Please copy every line of the records below that holds the word "Best".
--- START Supplied data ---
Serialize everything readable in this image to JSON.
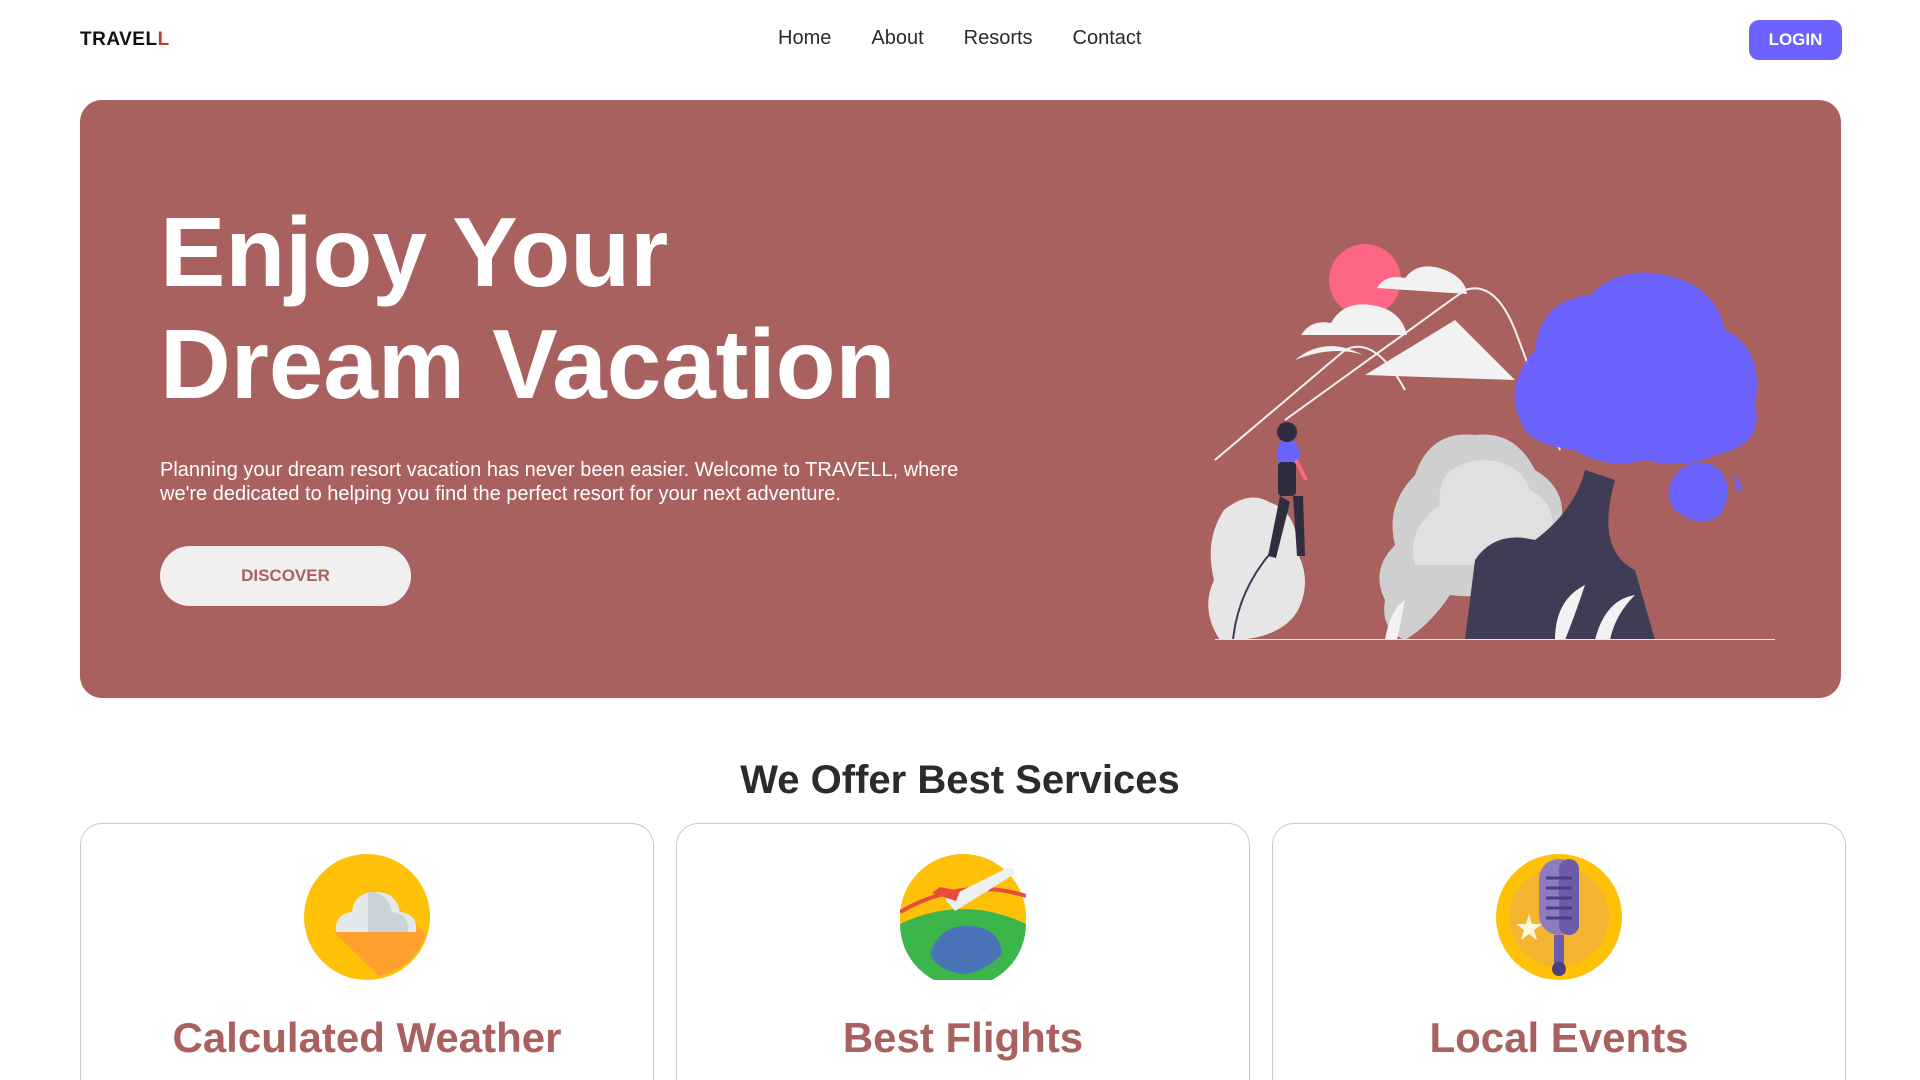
{
  "nav": {
    "logo_main": "TRAVEL",
    "logo_accent": "L",
    "links": [
      "Home",
      "About",
      "Resorts",
      "Contact"
    ],
    "login_label": "LOGIN"
  },
  "hero": {
    "title_line1": "Enjoy Your",
    "title_line2": "Dream Vacation",
    "description": "Planning your dream resort vacation has never been easier. Welcome to TRAVELL, where we're dedicated to helping you find the perfect resort for your next adventure.",
    "button_label": "DISCOVER"
  },
  "services": {
    "heading": "We Offer Best Services",
    "cards": [
      {
        "title": "Calculated Weather",
        "icon": "weather-icon"
      },
      {
        "title": "Best Flights",
        "icon": "flight-icon"
      },
      {
        "title": "Local Events",
        "icon": "microphone-icon"
      }
    ]
  },
  "colors": {
    "accent": "#6c63ff",
    "hero_bg": "#a8615e",
    "card_title": "#a8615e"
  }
}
--- END Supplied data ---
**Reply to the exercise:**
    "heading": "We Offer Best Services",
        "title": "Best Flights",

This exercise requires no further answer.